What you need to do | Pictures stay out of the copy; set down each line of the listing below exactly.

Rows from a dataset
········

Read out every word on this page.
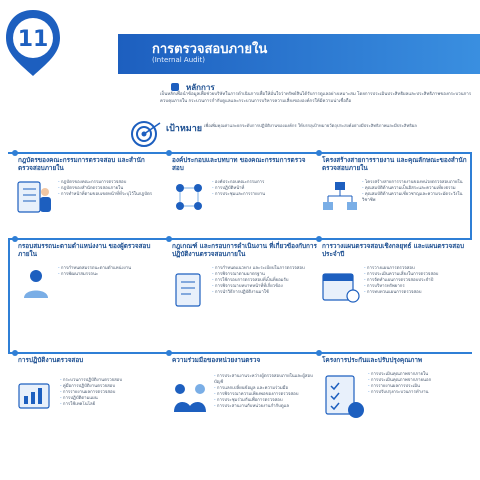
11	การตรวจสอบภายใน
(Internal Audit)
หลักการ
เป็นหลักเพื่อนำข้อมูลเพื่อช่วยบริษัทในการดำเนินการเพื่อให้มั่นใจว่าทรัพย์สินได้รับการดูแลอย่างเหมาะสม โดยการประเมินประสิทธิผลและประสิทธิภาพของกระบวนการควบคุมภายใน กระบวนการกำกับดูแลและกระบวนการบริหารความเสี่ยงขององค์กรให้มีความน่าเชื่อถือ
เป้าหมาย เพื่อเพิ่มคุณค่าและยกระดับการปฏิบัติงานขององค์กร ให้บรรลุเป้าหมายวัตถุประสงค์อย่างมีประสิทธิภาพและมีประสิทธิผล
กฎบัตรของคณะกรรมการตรวจสอบ และสำนักตรวจสอบภายใน
- กฎบัตรของคณะกรรมการตรวจสอบ
- กฎบัตรของสำนักตรวจสอบภายใน
- การทำหน้าที่ตามขอบเขตหน้าที่ที่ระบุไว้ในกฎบัตร
องค์ประกอบและบทบาท ของคณะกรรมการตรวจสอบ
- องค์ประกอบคณะกรรมการ
- การปฏิบัติหน้าที่
- การประชุมและการรายงาน
โครงสร้างสายการรายงาน และคุณลักษณะของสำนักตรวจสอบภายใน
- โครงสร้างสายการรายงานของหน่วยตรวจสอบภายใน
- คุณสมบัติด้านความเป็นอิสระและความเที่ยงธรรม
- คุณสมบัติด้านความเชี่ยวชาญและความระมัดระวังในวิชาชีพ
กรอบสมรรถนะตามตำแหน่งงาน ของผู้ตรวจสอบภายใน
- การกำหนดสมรรถนะตามตำแหน่งงาน
- การพัฒนาสมรรถนะ
กฎเกณฑ์ และกรอบการดำเนินงาน ที่เกี่ยวข้องกับการปฏิบัติงานตรวจสอบภายใน
- การกำหนดแนวทาง และระเบียบในการตรวจสอบ
- การพิจารณาตามมาตรฐาน
- การใช้กรอบการตรวจสอบที่เป็นที่ยอมรับ
- การพิจารณาบทบาทหน้าที่ที่เกี่ยวข้อง
- การนำวิธีการปฏิบัติงานมาใช้
การวางแผนตรวจสอบเชิงกลยุทธ์ และแผนตรวจสอบประจำปี
- การวางแผนการตรวจสอบ
- การประเมินความเสี่ยงในการตรวจสอบ
- การจัดทำแผนการตรวจสอบประจำปี
- การบริหารทรัพยากร
- การทบทวนแผนการตรวจสอบ
การปฏิบัติงานตรวจสอบ
- กระบวนการปฏิบัติงานตรวจสอบ
- คู่มือการปฏิบัติงานตรวจสอบ
- การรายงานผลการตรวจสอบ
- การปฏิบัติตามแผน
- การใช้เทคโนโลยี
ความร่วมมือของหน่วยงานตรวจ
- การประสานงานระหว่างผู้ตรวจสอบภายในและผู้สอบบัญชี
- การแลกเปลี่ยนข้อมูล และความร่วมมือ
- การพิจารณาความเพียงพอของการตรวจสอบ
- การประชุมร่วมกันเพื่อการตรวจสอบ
- การประสานงานกับหน่วยงานกำกับดูแล
โครงการประกันและปรับปรุงคุณภาพ
- การประเมินคุณภาพจากภายใน
- การประเมินคุณภาพจากภายนอก
- การรายงานผลการประเมิน
- การปรับปรุงกระบวนการทำงาน
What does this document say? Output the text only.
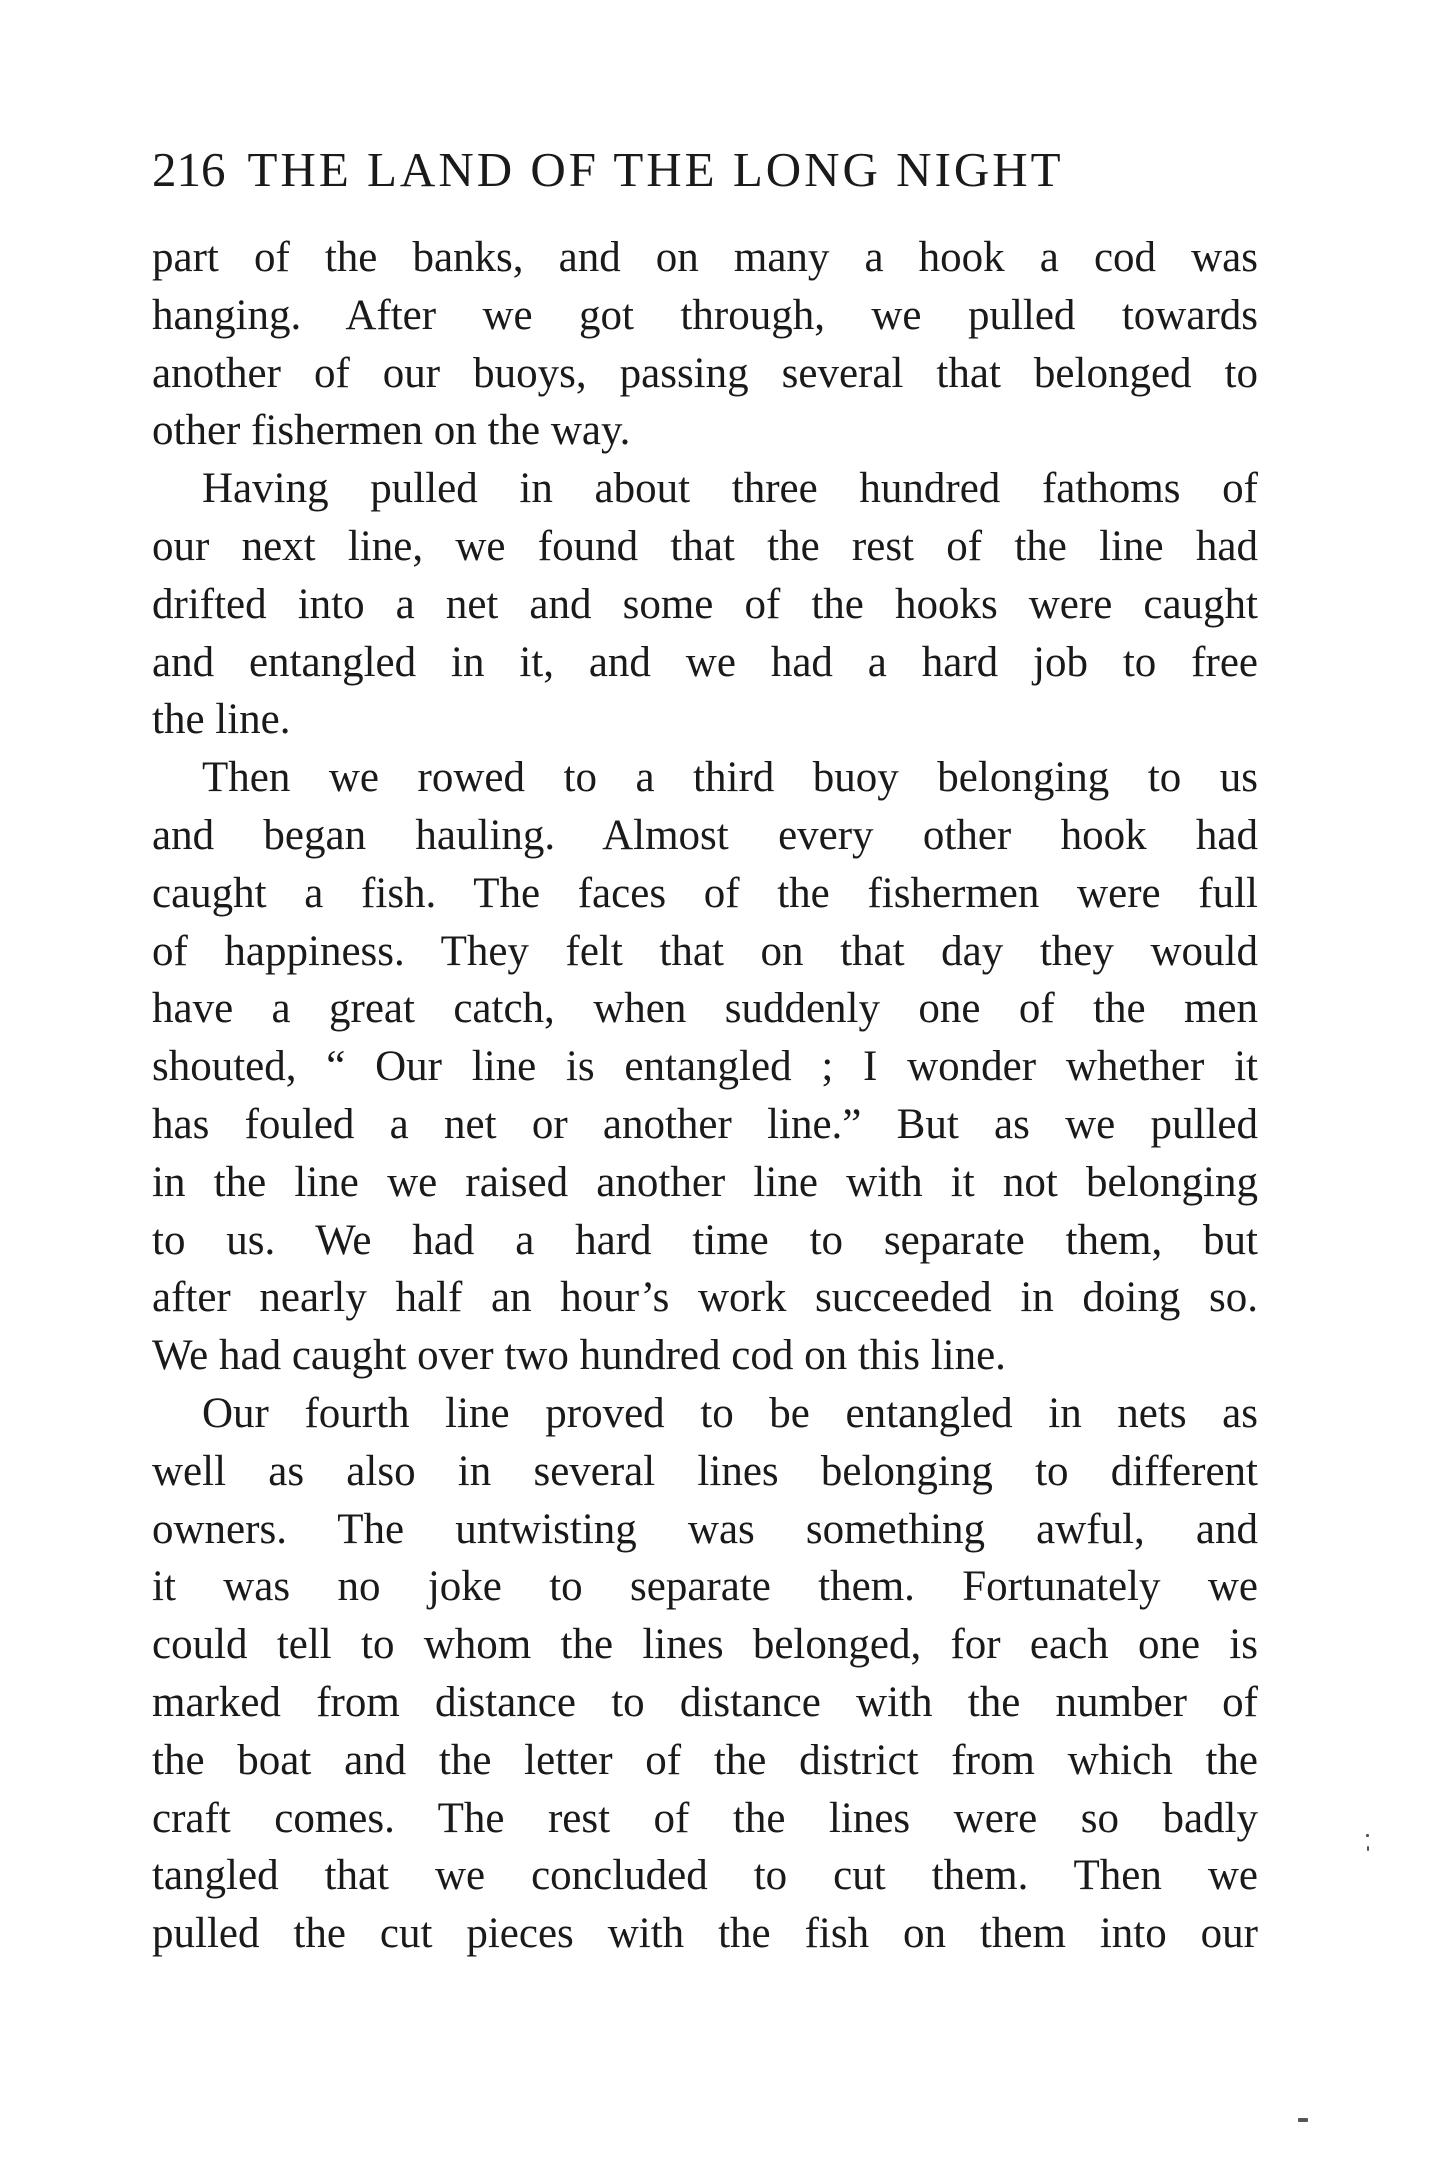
216 THE LAND OF THE LONG NIGHT
part of the banks, and on many a hook a cod was
hanging. After we got through, we pulled towards
another of our buoys, passing several that belonged to
other fishermen on the way.
Having pulled in about three hundred fathoms of
our next line, we found that the rest of the line had
drifted into a net and some of the hooks were caught
and entangled in it, and we had a hard job to free
the line.
Then we rowed to a third buoy belonging to us
and began hauling. Almost every other hook had
caught a fish. The faces of the fishermen were full
of happiness. They felt that on that day they would
have a great catch, when suddenly one of the men
shouted, “ Our line is entangled ; I wonder whether it
has fouled a net or another line.” But as we pulled
in the line we raised another line with it not belonging
to us. We had a hard time to separate them, but
after nearly half an hour’s work succeeded in doing so.
We had caught over two hundred cod on this line.
Our fourth line proved to be entangled in nets as
well as also in several lines belonging to different
owners. The untwisting was something awful, and
it was no joke to separate them. Fortunately we
could tell to whom the lines belonged, for each one is
marked from distance to distance with the number of
the boat and the letter of the district from which the
craft comes. The rest of the lines were so badly
tangled that we concluded to cut them. Then we
pulled the cut pieces with the fish on them into our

········

Result |
Read out every word on this page.
11	การตรวจสอบภายใน
(Internal Audit)
หลักการ
เป็นหลักเพื่อนำข้อมูลเพื่อช่วยบริษัทในการดำเนินการเพื่อให้มั่นใจว่าทรัพย์สินได้รับการดูแลอย่างเหมาะสม โดยการประเมินประสิทธิผลและประสิทธิภาพของกระบวนการควบคุมภายใน กระบวนการกำกับดูแลและกระบวนการบริหารความเสี่ยงขององค์กรให้มีความน่าเชื่อถือ
เป้าหมาย เพื่อเพิ่มคุณค่าและยกระดับการปฏิบัติงานขององค์กร ให้บรรลุเป้าหมายวัตถุประสงค์อย่างมีประสิทธิภาพและมีประสิทธิผล
กฎบัตรของคณะกรรมการตรวจสอบ และสำนักตรวจสอบภายใน
- กฎบัตรของคณะกรรมการตรวจสอบ
- กฎบัตรของสำนักตรวจสอบภายใน
- การทำหน้าที่ตามขอบเขตหน้าที่ที่ระบุไว้ในกฎบัตร
องค์ประกอบและบทบาท ของคณะกรรมการตรวจสอบ
- องค์ประกอบคณะกรรมการ
- การปฏิบัติหน้าที่
- การประชุมและการรายงาน
โครงสร้างสายการรายงาน และคุณลักษณะของสำนักตรวจสอบภายใน
- โครงสร้างสายการรายงานของหน่วยตรวจสอบภายใน
- คุณสมบัติด้านความเป็นอิสระและความเที่ยงธรรม
- คุณสมบัติด้านความเชี่ยวชาญและความระมัดระวังในวิชาชีพ
กรอบสมรรถนะตามตำแหน่งงาน ของผู้ตรวจสอบภายใน
- การกำหนดสมรรถนะตามตำแหน่งงาน
- การพัฒนาสมรรถนะ
กฎเกณฑ์ และกรอบการดำเนินงาน ที่เกี่ยวข้องกับการปฏิบัติงานตรวจสอบภายใน
- การกำหนดแนวทาง และระเบียบในการตรวจสอบ
- การพิจารณาตามมาตรฐาน
- การใช้กรอบการตรวจสอบที่เป็นที่ยอมรับ
- การพิจารณาบทบาทหน้าที่ที่เกี่ยวข้อง
- การนำวิธีการปฏิบัติงานมาใช้
การวางแผนตรวจสอบเชิงกลยุทธ์ และแผนตรวจสอบประจำปี
- การวางแผนการตรวจสอบ
- การประเมินความเสี่ยงในการตรวจสอบ
- การจัดทำแผนการตรวจสอบประจำปี
- การบริหารทรัพยากร
- การทบทวนแผนการตรวจสอบ
การปฏิบัติงานตรวจสอบ
- กระบวนการปฏิบัติงานตรวจสอบ
- คู่มือการปฏิบัติงานตรวจสอบ
- การรายงานผลการตรวจสอบ
- การปฏิบัติตามแผน
- การใช้เทคโนโลยี
ความร่วมมือของหน่วยงานตรวจ
- การประสานงานระหว่างผู้ตรวจสอบภายในและผู้สอบบัญชี
- การแลกเปลี่ยนข้อมูล และความร่วมมือ
- การพิจารณาความเพียงพอของการตรวจสอบ
- การประชุมร่วมกันเพื่อการตรวจสอบ
- การประสานงานกับหน่วยงานกำกับดูแล
โครงการประกันและปรับปรุงคุณภาพ
- การประเมินคุณภาพจากภายใน
- การประเมินคุณภาพจากภายนอก
- การรายงานผลการประเมิน
- การปรับปรุงกระบวนการทำงาน
What does this document say? Output the text only.
216 THE LAND OF THE LONG NIGHT
part of the banks, and on many a hook a cod was
hanging. After we got through, we pulled towards
another of our buoys, passing several that belonged to
other fishermen on the way.
Having pulled in about three hundred fathoms of
our next line, we found that the rest of the line had
drifted into a net and some of the hooks were caught
and entangled in it, and we had a hard job to free
the line.
Then we rowed to a third buoy belonging to us
and began hauling. Almost every other hook had
caught a fish. The faces of the fishermen were full
of happiness. They felt that on that day they would
have a great catch, when suddenly one of the men
shouted, “ Our line is entangled ; I wonder whether it
has fouled a net or another line.” But as we pulled
in the line we raised another line with it not belonging
to us. We had a hard time to separate them, but
after nearly half an hour’s work succeeded in doing so.
We had caught over two hundred cod on this line.
Our fourth line proved to be entangled in nets as
well as also in several lines belonging to different
owners. The untwisting was something awful, and
it was no joke to separate them. Fortunately we
could tell to whom the lines belonged, for each one is
marked from distance to distance with the number of
the boat and the letter of the district from which the
craft comes. The rest of the lines were so badly
tangled that we concluded to cut them. Then we
pulled the cut pieces with the fish on them into our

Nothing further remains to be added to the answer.